--- Aim ---
Could you write out every one of the items below line for line, without changing a single character?

-- Begin Data --

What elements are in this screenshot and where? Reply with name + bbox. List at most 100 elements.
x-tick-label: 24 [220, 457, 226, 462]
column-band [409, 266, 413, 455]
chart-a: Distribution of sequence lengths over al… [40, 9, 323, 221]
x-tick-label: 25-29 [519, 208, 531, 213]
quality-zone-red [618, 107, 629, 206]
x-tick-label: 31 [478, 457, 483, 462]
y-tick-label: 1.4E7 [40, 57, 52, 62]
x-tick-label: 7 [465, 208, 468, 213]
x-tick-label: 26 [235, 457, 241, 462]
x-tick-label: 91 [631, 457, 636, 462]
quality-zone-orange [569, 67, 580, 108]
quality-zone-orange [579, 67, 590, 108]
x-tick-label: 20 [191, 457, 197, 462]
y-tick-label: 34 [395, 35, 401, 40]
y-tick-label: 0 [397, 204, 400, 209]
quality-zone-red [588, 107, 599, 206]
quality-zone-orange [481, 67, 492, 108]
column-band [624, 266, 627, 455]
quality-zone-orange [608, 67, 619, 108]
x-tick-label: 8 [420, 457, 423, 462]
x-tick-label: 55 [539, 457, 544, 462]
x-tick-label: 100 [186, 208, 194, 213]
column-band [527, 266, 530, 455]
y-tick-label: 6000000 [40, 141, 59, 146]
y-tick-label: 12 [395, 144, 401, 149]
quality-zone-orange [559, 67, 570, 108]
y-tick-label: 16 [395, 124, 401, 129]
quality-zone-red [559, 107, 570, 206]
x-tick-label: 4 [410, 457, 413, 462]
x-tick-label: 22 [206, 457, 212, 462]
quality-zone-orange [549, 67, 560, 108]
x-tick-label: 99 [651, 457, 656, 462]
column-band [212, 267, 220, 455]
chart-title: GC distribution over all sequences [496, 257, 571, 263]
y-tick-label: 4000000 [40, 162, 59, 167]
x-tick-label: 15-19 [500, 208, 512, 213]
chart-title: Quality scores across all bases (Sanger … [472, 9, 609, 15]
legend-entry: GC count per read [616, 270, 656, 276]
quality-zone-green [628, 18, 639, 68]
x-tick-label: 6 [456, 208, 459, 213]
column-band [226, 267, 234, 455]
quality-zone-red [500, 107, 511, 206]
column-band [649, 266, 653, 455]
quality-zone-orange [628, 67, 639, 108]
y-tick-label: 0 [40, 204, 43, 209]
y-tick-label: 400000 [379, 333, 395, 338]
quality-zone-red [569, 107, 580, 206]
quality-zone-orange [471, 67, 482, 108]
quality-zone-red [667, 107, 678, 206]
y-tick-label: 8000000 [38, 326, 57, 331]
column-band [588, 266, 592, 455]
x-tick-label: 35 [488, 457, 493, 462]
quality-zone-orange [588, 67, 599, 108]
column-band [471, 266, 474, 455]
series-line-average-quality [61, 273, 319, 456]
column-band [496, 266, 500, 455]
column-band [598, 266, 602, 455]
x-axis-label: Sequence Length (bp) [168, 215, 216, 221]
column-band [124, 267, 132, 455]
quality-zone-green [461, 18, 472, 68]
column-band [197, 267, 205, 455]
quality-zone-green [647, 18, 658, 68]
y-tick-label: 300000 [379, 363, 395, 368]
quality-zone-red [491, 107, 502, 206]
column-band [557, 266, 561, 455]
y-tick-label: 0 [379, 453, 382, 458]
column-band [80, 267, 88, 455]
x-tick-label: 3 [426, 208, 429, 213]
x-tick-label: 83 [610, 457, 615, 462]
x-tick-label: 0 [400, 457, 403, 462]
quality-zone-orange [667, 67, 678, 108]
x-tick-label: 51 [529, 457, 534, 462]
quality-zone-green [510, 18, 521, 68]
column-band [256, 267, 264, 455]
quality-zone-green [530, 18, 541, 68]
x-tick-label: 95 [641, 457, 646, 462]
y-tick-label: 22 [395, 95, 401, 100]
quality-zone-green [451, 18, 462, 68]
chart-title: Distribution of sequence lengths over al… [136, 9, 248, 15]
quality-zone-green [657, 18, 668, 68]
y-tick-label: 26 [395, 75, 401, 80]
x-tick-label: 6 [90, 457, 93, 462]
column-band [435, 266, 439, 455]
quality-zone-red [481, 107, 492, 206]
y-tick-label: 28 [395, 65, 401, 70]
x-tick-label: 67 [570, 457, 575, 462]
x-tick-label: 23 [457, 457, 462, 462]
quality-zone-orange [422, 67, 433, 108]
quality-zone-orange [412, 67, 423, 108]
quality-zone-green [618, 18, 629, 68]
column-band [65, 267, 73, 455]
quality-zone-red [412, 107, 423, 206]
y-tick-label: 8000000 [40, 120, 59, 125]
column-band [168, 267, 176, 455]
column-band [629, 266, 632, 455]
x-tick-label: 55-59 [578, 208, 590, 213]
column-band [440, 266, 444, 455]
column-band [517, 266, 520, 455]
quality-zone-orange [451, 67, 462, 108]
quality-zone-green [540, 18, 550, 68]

-- End Data --

--- Answer to this problem ---
What elements are in this screenshot and where? Reply with name + bbox. List at most 100 elements.
x-tick-label: 24 [220, 457, 226, 462]
column-band [409, 266, 413, 455]
chart-a: Distribution of sequence lengths over al… [40, 9, 323, 221]
x-tick-label: 25-29 [519, 208, 531, 213]
quality-zone-red [618, 107, 629, 206]
x-tick-label: 31 [478, 457, 483, 462]
y-tick-label: 1.4E7 [40, 57, 52, 62]
x-tick-label: 7 [465, 208, 468, 213]
x-tick-label: 26 [235, 457, 241, 462]
x-tick-label: 91 [631, 457, 636, 462]
quality-zone-orange [569, 67, 580, 108]
quality-zone-orange [579, 67, 590, 108]
x-tick-label: 20 [191, 457, 197, 462]
y-tick-label: 34 [395, 35, 401, 40]
y-tick-label: 0 [397, 204, 400, 209]
quality-zone-red [588, 107, 599, 206]
quality-zone-orange [481, 67, 492, 108]
column-band [624, 266, 627, 455]
quality-zone-orange [608, 67, 619, 108]
x-tick-label: 8 [420, 457, 423, 462]
x-tick-label: 55 [539, 457, 544, 462]
x-tick-label: 100 [186, 208, 194, 213]
column-band [527, 266, 530, 455]
y-tick-label: 6000000 [40, 141, 59, 146]
y-tick-label: 12 [395, 144, 401, 149]
quality-zone-orange [559, 67, 570, 108]
y-tick-label: 16 [395, 124, 401, 129]
quality-zone-red [559, 107, 570, 206]
x-tick-label: 4 [410, 457, 413, 462]
x-tick-label: 22 [206, 457, 212, 462]
quality-zone-orange [549, 67, 560, 108]
x-tick-label: 99 [651, 457, 656, 462]
column-band [212, 267, 220, 455]
chart-title: GC distribution over all sequences [496, 257, 571, 263]
y-tick-label: 4000000 [40, 162, 59, 167]
x-tick-label: 15-19 [500, 208, 512, 213]
chart-title: Quality scores across all bases (Sanger … [472, 9, 609, 15]
legend-entry: GC count per read [616, 270, 656, 276]
quality-zone-green [628, 18, 639, 68]
x-tick-label: 6 [456, 208, 459, 213]
column-band [226, 267, 234, 455]
quality-zone-red [500, 107, 511, 206]
column-band [649, 266, 653, 455]
quality-zone-orange [628, 67, 639, 108]
y-tick-label: 0 [40, 204, 43, 209]
y-tick-label: 400000 [379, 333, 395, 338]
quality-zone-red [569, 107, 580, 206]
quality-zone-orange [471, 67, 482, 108]
quality-zone-red [667, 107, 678, 206]
y-tick-label: 8000000 [38, 326, 57, 331]
column-band [588, 266, 592, 455]
x-tick-label: 35 [488, 457, 493, 462]
quality-zone-orange [588, 67, 599, 108]
column-band [471, 266, 474, 455]
series-line-average-quality [61, 273, 319, 456]
column-band [496, 266, 500, 455]
column-band [598, 266, 602, 455]
x-axis-label: Sequence Length (bp) [168, 215, 216, 221]
column-band [124, 267, 132, 455]
quality-zone-green [461, 18, 472, 68]
column-band [197, 267, 205, 455]
quality-zone-green [647, 18, 658, 68]
y-tick-label: 300000 [379, 363, 395, 368]
quality-zone-red [491, 107, 502, 206]
column-band [557, 266, 561, 455]
y-tick-label: 0 [379, 453, 382, 458]
column-band [80, 267, 88, 455]
x-tick-label: 3 [426, 208, 429, 213]
x-tick-label: 83 [610, 457, 615, 462]
x-tick-label: 0 [400, 457, 403, 462]
quality-zone-orange [667, 67, 678, 108]
x-tick-label: 51 [529, 457, 534, 462]
quality-zone-green [510, 18, 521, 68]
column-band [256, 267, 264, 455]
quality-zone-green [530, 18, 541, 68]
x-tick-label: 95 [641, 457, 646, 462]
y-tick-label: 22 [395, 95, 401, 100]
quality-zone-green [451, 18, 462, 68]
chart-title: Distribution of sequence lengths over al… [136, 9, 248, 15]
quality-zone-green [657, 18, 668, 68]
y-tick-label: 26 [395, 75, 401, 80]
x-tick-label: 6 [90, 457, 93, 462]
column-band [435, 266, 439, 455]
quality-zone-red [481, 107, 492, 206]
y-tick-label: 28 [395, 65, 401, 70]
x-tick-label: 67 [570, 457, 575, 462]
x-tick-label: 23 [457, 457, 462, 462]
quality-zone-orange [422, 67, 433, 108]
quality-zone-orange [412, 67, 423, 108]
quality-zone-green [618, 18, 629, 68]
column-band [65, 267, 73, 455]
quality-zone-red [412, 107, 423, 206]
y-tick-label: 8000000 [40, 120, 59, 125]
column-band [168, 267, 176, 455]
column-band [629, 266, 632, 455]
x-tick-label: 55-59 [578, 208, 590, 213]
column-band [440, 266, 444, 455]
column-band [517, 266, 520, 455]
quality-zone-orange [451, 67, 462, 108]
quality-zone-green [540, 18, 550, 68]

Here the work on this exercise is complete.